* BEGIN Given records *

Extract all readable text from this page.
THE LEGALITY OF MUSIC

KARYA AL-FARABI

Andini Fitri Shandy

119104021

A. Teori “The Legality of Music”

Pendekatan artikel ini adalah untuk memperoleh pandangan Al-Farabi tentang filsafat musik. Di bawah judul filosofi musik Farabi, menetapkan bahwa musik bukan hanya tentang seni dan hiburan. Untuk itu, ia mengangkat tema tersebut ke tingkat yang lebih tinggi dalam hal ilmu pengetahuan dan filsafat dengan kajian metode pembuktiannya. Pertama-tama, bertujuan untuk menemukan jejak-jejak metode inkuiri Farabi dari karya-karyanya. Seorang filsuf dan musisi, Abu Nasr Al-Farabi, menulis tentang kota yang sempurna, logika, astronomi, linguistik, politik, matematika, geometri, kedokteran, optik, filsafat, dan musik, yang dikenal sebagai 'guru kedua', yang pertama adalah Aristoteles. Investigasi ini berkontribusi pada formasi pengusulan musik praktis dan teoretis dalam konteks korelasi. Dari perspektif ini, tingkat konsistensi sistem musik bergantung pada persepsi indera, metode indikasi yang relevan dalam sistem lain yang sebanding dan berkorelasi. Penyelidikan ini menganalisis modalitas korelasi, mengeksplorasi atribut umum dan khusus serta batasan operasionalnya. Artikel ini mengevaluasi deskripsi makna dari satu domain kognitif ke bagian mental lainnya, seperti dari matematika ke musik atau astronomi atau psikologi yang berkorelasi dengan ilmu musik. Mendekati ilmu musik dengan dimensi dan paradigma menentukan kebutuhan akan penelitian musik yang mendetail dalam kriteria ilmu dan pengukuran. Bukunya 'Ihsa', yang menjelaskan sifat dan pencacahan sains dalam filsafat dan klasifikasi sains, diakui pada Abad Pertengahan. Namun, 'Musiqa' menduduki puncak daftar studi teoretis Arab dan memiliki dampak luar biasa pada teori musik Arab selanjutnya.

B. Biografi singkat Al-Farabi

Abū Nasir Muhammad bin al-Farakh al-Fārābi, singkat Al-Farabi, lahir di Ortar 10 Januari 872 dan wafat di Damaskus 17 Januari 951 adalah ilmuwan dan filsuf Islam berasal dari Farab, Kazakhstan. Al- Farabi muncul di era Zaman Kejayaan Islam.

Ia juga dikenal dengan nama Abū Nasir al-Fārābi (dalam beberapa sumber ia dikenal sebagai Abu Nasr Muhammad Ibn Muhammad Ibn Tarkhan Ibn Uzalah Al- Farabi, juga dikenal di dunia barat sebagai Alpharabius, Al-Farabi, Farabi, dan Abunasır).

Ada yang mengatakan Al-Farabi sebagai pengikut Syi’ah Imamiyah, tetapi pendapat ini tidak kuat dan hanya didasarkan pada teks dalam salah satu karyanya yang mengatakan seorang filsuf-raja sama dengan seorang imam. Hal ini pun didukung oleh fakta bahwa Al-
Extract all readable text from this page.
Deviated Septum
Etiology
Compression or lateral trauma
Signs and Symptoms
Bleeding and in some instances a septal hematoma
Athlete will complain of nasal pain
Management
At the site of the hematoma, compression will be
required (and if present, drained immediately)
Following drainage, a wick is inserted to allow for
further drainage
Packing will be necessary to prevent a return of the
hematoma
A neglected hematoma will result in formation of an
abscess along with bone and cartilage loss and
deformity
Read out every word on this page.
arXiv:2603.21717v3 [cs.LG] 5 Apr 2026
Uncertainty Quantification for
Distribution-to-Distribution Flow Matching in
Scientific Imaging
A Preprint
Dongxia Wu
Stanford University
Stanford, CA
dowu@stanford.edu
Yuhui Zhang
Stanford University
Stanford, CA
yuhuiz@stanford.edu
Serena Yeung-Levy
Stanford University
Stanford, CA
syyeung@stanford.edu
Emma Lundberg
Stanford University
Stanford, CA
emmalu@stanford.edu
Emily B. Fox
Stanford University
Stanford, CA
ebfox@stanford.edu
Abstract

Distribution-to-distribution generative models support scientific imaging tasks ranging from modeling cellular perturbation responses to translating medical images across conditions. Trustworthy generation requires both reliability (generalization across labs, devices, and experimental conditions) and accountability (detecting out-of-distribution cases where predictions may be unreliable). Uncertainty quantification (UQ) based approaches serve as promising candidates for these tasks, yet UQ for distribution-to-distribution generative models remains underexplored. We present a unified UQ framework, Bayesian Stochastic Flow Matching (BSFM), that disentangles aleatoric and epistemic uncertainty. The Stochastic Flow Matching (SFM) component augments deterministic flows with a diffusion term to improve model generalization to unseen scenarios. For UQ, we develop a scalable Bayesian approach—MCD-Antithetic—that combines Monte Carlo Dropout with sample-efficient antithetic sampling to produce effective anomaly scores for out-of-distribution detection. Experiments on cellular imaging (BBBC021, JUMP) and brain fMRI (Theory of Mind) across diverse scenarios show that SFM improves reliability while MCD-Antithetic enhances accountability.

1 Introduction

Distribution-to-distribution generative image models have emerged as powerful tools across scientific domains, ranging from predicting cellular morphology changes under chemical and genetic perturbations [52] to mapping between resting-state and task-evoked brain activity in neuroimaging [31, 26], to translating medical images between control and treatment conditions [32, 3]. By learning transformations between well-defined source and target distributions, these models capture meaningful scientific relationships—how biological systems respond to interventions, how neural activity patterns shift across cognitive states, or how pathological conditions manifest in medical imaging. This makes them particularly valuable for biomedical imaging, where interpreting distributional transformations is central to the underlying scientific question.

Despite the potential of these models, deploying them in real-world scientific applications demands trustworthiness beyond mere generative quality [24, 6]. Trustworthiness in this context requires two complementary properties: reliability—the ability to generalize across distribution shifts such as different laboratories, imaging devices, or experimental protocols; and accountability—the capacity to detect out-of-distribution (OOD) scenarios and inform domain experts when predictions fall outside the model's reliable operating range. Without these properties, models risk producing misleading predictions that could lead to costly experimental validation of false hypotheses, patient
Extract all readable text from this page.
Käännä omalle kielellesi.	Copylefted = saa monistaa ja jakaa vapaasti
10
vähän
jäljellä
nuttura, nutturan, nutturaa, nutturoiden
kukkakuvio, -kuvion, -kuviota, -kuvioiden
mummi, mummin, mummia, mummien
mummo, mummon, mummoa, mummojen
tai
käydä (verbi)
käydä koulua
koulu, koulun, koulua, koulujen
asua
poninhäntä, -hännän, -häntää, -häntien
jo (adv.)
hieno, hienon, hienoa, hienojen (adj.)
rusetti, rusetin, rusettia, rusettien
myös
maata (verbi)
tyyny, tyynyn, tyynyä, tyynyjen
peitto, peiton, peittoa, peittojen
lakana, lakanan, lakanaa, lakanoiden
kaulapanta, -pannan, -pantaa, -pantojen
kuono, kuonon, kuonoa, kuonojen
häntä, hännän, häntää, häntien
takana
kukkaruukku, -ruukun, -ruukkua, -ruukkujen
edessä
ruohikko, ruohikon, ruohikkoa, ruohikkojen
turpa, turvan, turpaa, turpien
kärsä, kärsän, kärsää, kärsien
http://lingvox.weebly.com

* END Given records *

Retype the material in full. Each word must match.

### Answer to the exercise
Extract all readable text from this page.
THE LEGALITY OF MUSIC

KARYA AL-FARABI

Andini Fitri Shandy

119104021

A. Teori “The Legality of Music”

Pendekatan artikel ini adalah untuk memperoleh pandangan Al-Farabi tentang filsafat musik. Di bawah judul filosofi musik Farabi, menetapkan bahwa musik bukan hanya tentang seni dan hiburan. Untuk itu, ia mengangkat tema tersebut ke tingkat yang lebih tinggi dalam hal ilmu pengetahuan dan filsafat dengan kajian metode pembuktiannya. Pertama-tama, bertujuan untuk menemukan jejak-jejak metode inkuiri Farabi dari karya-karyanya. Seorang filsuf dan musisi, Abu Nasr Al-Farabi, menulis tentang kota yang sempurna, logika, astronomi, linguistik, politik, matematika, geometri, kedokteran, optik, filsafat, dan musik, yang dikenal sebagai 'guru kedua', yang pertama adalah Aristoteles. Investigasi ini berkontribusi pada formasi pengusulan musik praktis dan teoretis dalam konteks korelasi. Dari perspektif ini, tingkat konsistensi sistem musik bergantung pada persepsi indera, metode indikasi yang relevan dalam sistem lain yang sebanding dan berkorelasi. Penyelidikan ini menganalisis modalitas korelasi, mengeksplorasi atribut umum dan khusus serta batasan operasionalnya. Artikel ini mengevaluasi deskripsi makna dari satu domain kognitif ke bagian mental lainnya, seperti dari matematika ke musik atau astronomi atau psikologi yang berkorelasi dengan ilmu musik. Mendekati ilmu musik dengan dimensi dan paradigma menentukan kebutuhan akan penelitian musik yang mendetail dalam kriteria ilmu dan pengukuran. Bukunya 'Ihsa', yang menjelaskan sifat dan pencacahan sains dalam filsafat dan klasifikasi sains, diakui pada Abad Pertengahan. Namun, 'Musiqa' menduduki puncak daftar studi teoretis Arab dan memiliki dampak luar biasa pada teori musik Arab selanjutnya.

B. Biografi singkat Al-Farabi

Abū Nasir Muhammad bin al-Farakh al-Fārābi, singkat Al-Farabi, lahir di Ortar 10 Januari 872 dan wafat di Damaskus 17 Januari 951 adalah ilmuwan dan filsuf Islam berasal dari Farab, Kazakhstan. Al- Farabi muncul di era Zaman Kejayaan Islam.

Ia juga dikenal dengan nama Abū Nasir al-Fārābi (dalam beberapa sumber ia dikenal sebagai Abu Nasr Muhammad Ibn Muhammad Ibn Tarkhan Ibn Uzalah Al- Farabi, juga dikenal di dunia barat sebagai Alpharabius, Al-Farabi, Farabi, dan Abunasır).

Ada yang mengatakan Al-Farabi sebagai pengikut Syi’ah Imamiyah, tetapi pendapat ini tidak kuat dan hanya didasarkan pada teks dalam salah satu karyanya yang mengatakan seorang filsuf-raja sama dengan seorang imam. Hal ini pun didukung oleh fakta bahwa Al-
Extract all readable text from this page.
Deviated Septum
Etiology
Compression or lateral trauma
Signs and Symptoms
Bleeding and in some instances a septal hematoma
Athlete will complain of nasal pain
Management
At the site of the hematoma, compression will be
required (and if present, drained immediately)
Following drainage, a wick is inserted to allow for
further drainage
Packing will be necessary to prevent a return of the
hematoma
A neglected hematoma will result in formation of an
abscess along with bone and cartilage loss and
deformity
Read out every word on this page.
arXiv:2603.21717v3 [cs.LG] 5 Apr 2026
Uncertainty Quantification for
Distribution-to-Distribution Flow Matching in
Scientific Imaging
A Preprint
Dongxia Wu
Stanford University
Stanford, CA
dowu@stanford.edu
Yuhui Zhang
Stanford University
Stanford, CA
yuhuiz@stanford.edu
Serena Yeung-Levy
Stanford University
Stanford, CA
syyeung@stanford.edu
Emma Lundberg
Stanford University
Stanford, CA
emmalu@stanford.edu
Emily B. Fox
Stanford University
Stanford, CA
ebfox@stanford.edu
Abstract

Distribution-to-distribution generative models support scientific imaging tasks ranging from modeling cellular perturbation responses to translating medical images across conditions. Trustworthy generation requires both reliability (generalization across labs, devices, and experimental conditions) and accountability (detecting out-of-distribution cases where predictions may be unreliable). Uncertainty quantification (UQ) based approaches serve as promising candidates for these tasks, yet UQ for distribution-to-distribution generative models remains underexplored. We present a unified UQ framework, Bayesian Stochastic Flow Matching (BSFM), that disentangles aleatoric and epistemic uncertainty. The Stochastic Flow Matching (SFM) component augments deterministic flows with a diffusion term to improve model generalization to unseen scenarios. For UQ, we develop a scalable Bayesian approach—MCD-Antithetic—that combines Monte Carlo Dropout with sample-efficient antithetic sampling to produce effective anomaly scores for out-of-distribution detection. Experiments on cellular imaging (BBBC021, JUMP) and brain fMRI (Theory of Mind) across diverse scenarios show that SFM improves reliability while MCD-Antithetic enhances accountability.

1 Introduction

Distribution-to-distribution generative image models have emerged as powerful tools across scientific domains, ranging from predicting cellular morphology changes under chemical and genetic perturbations [52] to mapping between resting-state and task-evoked brain activity in neuroimaging [31, 26], to translating medical images between control and treatment conditions [32, 3]. By learning transformations between well-defined source and target distributions, these models capture meaningful scientific relationships—how biological systems respond to interventions, how neural activity patterns shift across cognitive states, or how pathological conditions manifest in medical imaging. This makes them particularly valuable for biomedical imaging, where interpreting distributional transformations is central to the underlying scientific question.

Despite the potential of these models, deploying them in real-world scientific applications demands trustworthiness beyond mere generative quality [24, 6]. Trustworthiness in this context requires two complementary properties: reliability—the ability to generalize across distribution shifts such as different laboratories, imaging devices, or experimental protocols; and accountability—the capacity to detect out-of-distribution (OOD) scenarios and inform domain experts when predictions fall outside the model's reliable operating range. Without these properties, models risk producing misleading predictions that could lead to costly experimental validation of false hypotheses, patient
Extract all readable text from this page.
Käännä omalle kielellesi.	Copylefted = saa monistaa ja jakaa vapaasti
10
vähän
jäljellä
nuttura, nutturan, nutturaa, nutturoiden
kukkakuvio, -kuvion, -kuviota, -kuvioiden
mummi, mummin, mummia, mummien
mummo, mummon, mummoa, mummojen
tai
käydä (verbi)
käydä koulua
koulu, koulun, koulua, koulujen
asua
poninhäntä, -hännän, -häntää, -häntien
jo (adv.)
hieno, hienon, hienoa, hienojen (adj.)
rusetti, rusetin, rusettia, rusettien
myös
maata (verbi)
tyyny, tyynyn, tyynyä, tyynyjen
peitto, peiton, peittoa, peittojen
lakana, lakanan, lakanaa, lakanoiden
kaulapanta, -pannan, -pantaa, -pantojen
kuono, kuonon, kuonoa, kuonojen
häntä, hännän, häntää, häntien
takana
kukkaruukku, -ruukun, -ruukkua, -ruukkujen
edessä
ruohikko, ruohikon, ruohikkoa, ruohikkojen
turpa, turvan, turpaa, turpien
kärsä, kärsän, kärsää, kärsien
http://lingvox.weebly.com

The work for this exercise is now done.